SET TASK: From the listing below, return each line that includes "color".

SUPPLIED RECORDS:

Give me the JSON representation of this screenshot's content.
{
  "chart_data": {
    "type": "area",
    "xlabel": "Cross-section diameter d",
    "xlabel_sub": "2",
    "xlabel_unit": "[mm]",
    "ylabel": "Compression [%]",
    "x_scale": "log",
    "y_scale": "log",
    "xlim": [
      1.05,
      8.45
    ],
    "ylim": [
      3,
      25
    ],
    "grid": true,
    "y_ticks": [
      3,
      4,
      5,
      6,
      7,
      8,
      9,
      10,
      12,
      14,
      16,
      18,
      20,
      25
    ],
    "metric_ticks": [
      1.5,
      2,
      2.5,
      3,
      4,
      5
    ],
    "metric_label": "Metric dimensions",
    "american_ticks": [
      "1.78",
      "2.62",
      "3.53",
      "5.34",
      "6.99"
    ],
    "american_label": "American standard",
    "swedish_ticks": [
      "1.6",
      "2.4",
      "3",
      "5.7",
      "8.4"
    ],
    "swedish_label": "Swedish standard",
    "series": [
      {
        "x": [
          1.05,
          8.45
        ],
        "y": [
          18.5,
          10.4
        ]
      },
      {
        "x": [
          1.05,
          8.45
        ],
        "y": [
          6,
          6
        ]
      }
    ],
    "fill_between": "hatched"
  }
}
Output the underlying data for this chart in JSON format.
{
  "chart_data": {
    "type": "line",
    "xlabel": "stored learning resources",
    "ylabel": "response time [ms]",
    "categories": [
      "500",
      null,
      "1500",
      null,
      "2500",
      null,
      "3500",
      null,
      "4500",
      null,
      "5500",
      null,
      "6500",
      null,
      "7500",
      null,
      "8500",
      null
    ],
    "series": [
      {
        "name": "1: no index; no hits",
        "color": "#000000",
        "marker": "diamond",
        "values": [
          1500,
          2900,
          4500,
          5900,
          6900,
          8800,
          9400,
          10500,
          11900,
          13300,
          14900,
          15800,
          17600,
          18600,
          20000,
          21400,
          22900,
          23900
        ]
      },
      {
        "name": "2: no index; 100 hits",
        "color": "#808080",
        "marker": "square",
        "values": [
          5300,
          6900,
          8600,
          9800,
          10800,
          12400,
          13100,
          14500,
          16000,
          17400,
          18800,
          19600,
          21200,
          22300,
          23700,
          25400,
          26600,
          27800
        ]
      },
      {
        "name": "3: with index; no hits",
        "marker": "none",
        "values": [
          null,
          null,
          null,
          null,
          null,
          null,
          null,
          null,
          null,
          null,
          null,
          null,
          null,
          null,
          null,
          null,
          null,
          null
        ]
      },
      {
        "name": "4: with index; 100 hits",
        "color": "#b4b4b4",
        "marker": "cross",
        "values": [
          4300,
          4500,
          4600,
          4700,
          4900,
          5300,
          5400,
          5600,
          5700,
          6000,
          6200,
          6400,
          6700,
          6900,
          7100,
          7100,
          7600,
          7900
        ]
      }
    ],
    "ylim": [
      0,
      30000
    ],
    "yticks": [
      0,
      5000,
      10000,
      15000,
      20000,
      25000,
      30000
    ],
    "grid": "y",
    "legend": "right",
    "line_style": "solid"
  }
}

RESULT FOR THIS TASK:
        "color": "#000000",
        "color": "#808080",
        "color": "#b4b4b4",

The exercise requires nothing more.